__Structured figure records__:
▬▬▬▬▬▬
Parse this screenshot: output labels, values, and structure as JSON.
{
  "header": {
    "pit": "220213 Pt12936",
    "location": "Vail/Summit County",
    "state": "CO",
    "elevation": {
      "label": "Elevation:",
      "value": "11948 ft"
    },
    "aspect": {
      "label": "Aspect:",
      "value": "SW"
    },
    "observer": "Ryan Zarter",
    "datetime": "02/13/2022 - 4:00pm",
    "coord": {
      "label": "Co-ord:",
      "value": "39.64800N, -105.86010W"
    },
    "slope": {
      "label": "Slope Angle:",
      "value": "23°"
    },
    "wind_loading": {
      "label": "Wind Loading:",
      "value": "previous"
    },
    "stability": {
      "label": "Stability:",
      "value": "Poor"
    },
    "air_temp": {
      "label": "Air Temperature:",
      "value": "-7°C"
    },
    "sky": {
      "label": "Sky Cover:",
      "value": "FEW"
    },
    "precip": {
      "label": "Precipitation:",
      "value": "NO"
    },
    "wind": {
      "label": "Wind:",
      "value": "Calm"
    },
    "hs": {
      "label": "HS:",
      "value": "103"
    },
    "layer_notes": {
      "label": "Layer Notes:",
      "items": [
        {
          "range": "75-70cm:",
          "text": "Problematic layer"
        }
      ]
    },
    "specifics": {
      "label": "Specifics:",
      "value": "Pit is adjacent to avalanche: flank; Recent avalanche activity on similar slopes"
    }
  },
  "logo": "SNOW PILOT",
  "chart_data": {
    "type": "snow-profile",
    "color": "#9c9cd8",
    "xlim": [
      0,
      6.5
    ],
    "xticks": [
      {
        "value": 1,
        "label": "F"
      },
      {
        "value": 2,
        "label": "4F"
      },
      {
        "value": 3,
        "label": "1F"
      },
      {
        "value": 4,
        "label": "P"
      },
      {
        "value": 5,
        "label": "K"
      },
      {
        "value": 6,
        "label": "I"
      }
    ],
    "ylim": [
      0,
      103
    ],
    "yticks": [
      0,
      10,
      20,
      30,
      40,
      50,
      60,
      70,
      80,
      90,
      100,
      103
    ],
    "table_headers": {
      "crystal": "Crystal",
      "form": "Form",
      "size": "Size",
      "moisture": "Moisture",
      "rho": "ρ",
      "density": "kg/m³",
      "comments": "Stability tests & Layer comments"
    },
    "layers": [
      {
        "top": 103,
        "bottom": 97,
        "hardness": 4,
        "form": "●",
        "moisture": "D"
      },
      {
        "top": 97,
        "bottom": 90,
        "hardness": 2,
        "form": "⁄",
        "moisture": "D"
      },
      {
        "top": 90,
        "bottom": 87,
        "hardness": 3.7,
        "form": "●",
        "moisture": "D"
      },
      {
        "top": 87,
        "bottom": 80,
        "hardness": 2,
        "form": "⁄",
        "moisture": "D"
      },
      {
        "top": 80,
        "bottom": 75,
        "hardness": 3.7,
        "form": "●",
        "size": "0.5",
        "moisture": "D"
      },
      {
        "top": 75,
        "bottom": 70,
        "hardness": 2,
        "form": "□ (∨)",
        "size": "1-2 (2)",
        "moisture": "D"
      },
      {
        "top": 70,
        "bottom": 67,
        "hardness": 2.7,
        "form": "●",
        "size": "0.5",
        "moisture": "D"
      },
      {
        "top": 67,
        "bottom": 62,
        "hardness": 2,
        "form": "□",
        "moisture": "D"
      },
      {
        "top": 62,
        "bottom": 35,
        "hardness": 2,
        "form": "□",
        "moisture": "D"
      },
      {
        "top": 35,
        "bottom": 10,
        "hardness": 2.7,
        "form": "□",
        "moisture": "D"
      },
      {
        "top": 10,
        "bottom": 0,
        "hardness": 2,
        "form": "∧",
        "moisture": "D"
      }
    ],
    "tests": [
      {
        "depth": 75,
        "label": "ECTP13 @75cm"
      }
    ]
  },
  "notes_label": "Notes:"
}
▬▬▬▬▬▬
__THE EXERCISE__: Reproduce the records above exactly as they appear.

__ANSWER FOR THE TASK__:
Parse this screenshot: output labels, values, and structure as JSON.
{
  "header": {
    "pit": "220213 Pt12936",
    "location": "Vail/Summit County",
    "state": "CO",
    "elevation": {
      "label": "Elevation:",
      "value": "11948 ft"
    },
    "aspect": {
      "label": "Aspect:",
      "value": "SW"
    },
    "observer": "Ryan Zarter",
    "datetime": "02/13/2022 - 4:00pm",
    "coord": {
      "label": "Co-ord:",
      "value": "39.64800N, -105.86010W"
    },
    "slope": {
      "label": "Slope Angle:",
      "value": "23°"
    },
    "wind_loading": {
      "label": "Wind Loading:",
      "value": "previous"
    },
    "stability": {
      "label": "Stability:",
      "value": "Poor"
    },
    "air_temp": {
      "label": "Air Temperature:",
      "value": "-7°C"
    },
    "sky": {
      "label": "Sky Cover:",
      "value": "FEW"
    },
    "precip": {
      "label": "Precipitation:",
      "value": "NO"
    },
    "wind": {
      "label": "Wind:",
      "value": "Calm"
    },
    "hs": {
      "label": "HS:",
      "value": "103"
    },
    "layer_notes": {
      "label": "Layer Notes:",
      "items": [
        {
          "range": "75-70cm:",
          "text": "Problematic layer"
        }
      ]
    },
    "specifics": {
      "label": "Specifics:",
      "value": "Pit is adjacent to avalanche: flank; Recent avalanche activity on similar slopes"
    }
  },
  "logo": "SNOW PILOT",
  "chart_data": {
    "type": "snow-profile",
    "color": "#9c9cd8",
    "xlim": [
      0,
      6.5
    ],
    "xticks": [
      {
        "value": 1,
        "label": "F"
      },
      {
        "value": 2,
        "label": "4F"
      },
      {
        "value": 3,
        "label": "1F"
      },
      {
        "value": 4,
        "label": "P"
      },
      {
        "value": 5,
        "label": "K"
      },
      {
        "value": 6,
        "label": "I"
      }
    ],
    "ylim": [
      0,
      103
    ],
    "yticks": [
      0,
      10,
      20,
      30,
      40,
      50,
      60,
      70,
      80,
      90,
      100,
      103
    ],
    "table_headers": {
      "crystal": "Crystal",
      "form": "Form",
      "size": "Size",
      "moisture": "Moisture",
      "rho": "ρ",
      "density": "kg/m³",
      "comments": "Stability tests & Layer comments"
    },
    "layers": [
      {
        "top": 103,
        "bottom": 97,
        "hardness": 4,
        "form": "●",
        "moisture": "D"
      },
      {
        "top": 97,
        "bottom": 90,
        "hardness": 2,
        "form": "⁄",
        "moisture": "D"
      },
      {
        "top": 90,
        "bottom": 87,
        "hardness": 3.7,
        "form": "●",
        "moisture": "D"
      },
      {
        "top": 87,
        "bottom": 80,
        "hardness": 2,
        "form": "⁄",
        "moisture": "D"
      },
      {
        "top": 80,
        "bottom": 75,
        "hardness": 3.7,
        "form": "●",
        "size": "0.5",
        "moisture": "D"
      },
      {
        "top": 75,
        "bottom": 70,
        "hardness": 2,
        "form": "□ (∨)",
        "size": "1-2 (2)",
        "moisture": "D"
      },
      {
        "top": 70,
        "bottom": 67,
        "hardness": 2.7,
        "form": "●",
        "size": "0.5",
        "moisture": "D"
      },
      {
        "top": 67,
        "bottom": 62,
        "hardness": 2,
        "form": "□",
        "moisture": "D"
      },
      {
        "top": 62,
        "bottom": 35,
        "hardness": 2,
        "form": "□",
        "moisture": "D"
      },
      {
        "top": 35,
        "bottom": 10,
        "hardness": 2.7,
        "form": "□",
        "moisture": "D"
      },
      {
        "top": 10,
        "bottom": 0,
        "hardness": 2,
        "form": "∧",
        "moisture": "D"
      }
    ],
    "tests": [
      {
        "depth": 75,
        "label": "ECTP13 @75cm"
      }
    ]
  },
  "notes_label": "Notes:"
}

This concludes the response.